** start of DATA SHOWN **

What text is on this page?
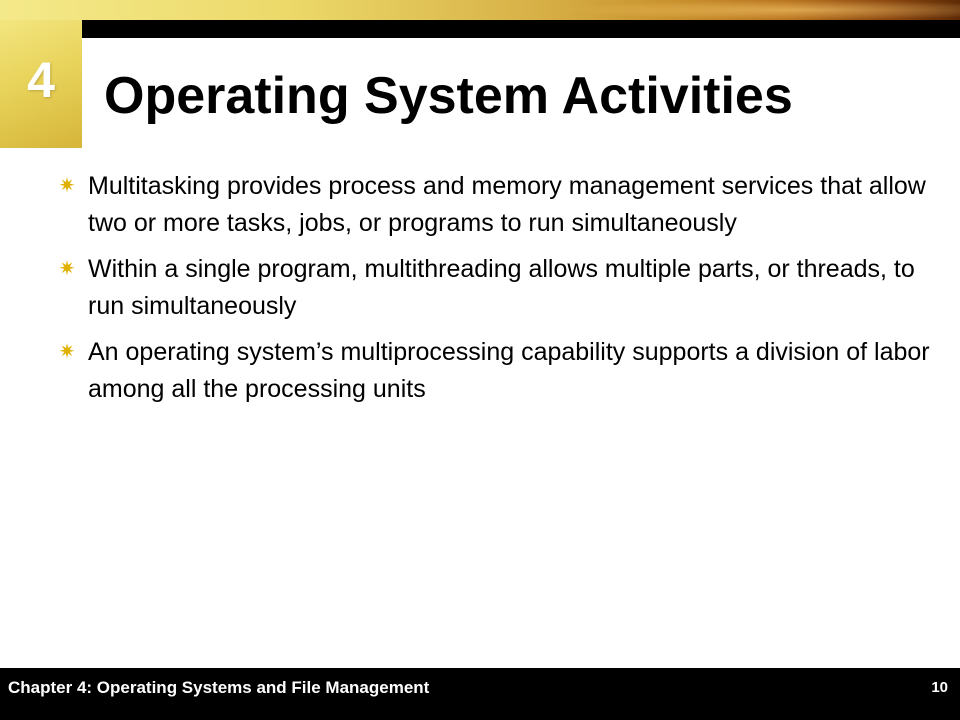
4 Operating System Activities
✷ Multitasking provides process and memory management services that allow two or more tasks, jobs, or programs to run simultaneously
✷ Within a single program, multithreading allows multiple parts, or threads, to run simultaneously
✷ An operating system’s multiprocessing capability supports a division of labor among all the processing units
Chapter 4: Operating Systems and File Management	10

** end of DATA SHOWN **

### GOAL OF THE EXERCISE
Check each line of the records above for the string "simultaneously", and report every line that has it.

### SOLUTION TO THIS PROBLEM
✷ Multitasking provides process and memory management services that allow two or more tasks, jobs, or programs to run simultaneously
✷ Within a single program, multithreading allows multiple parts, or threads, to run simultaneously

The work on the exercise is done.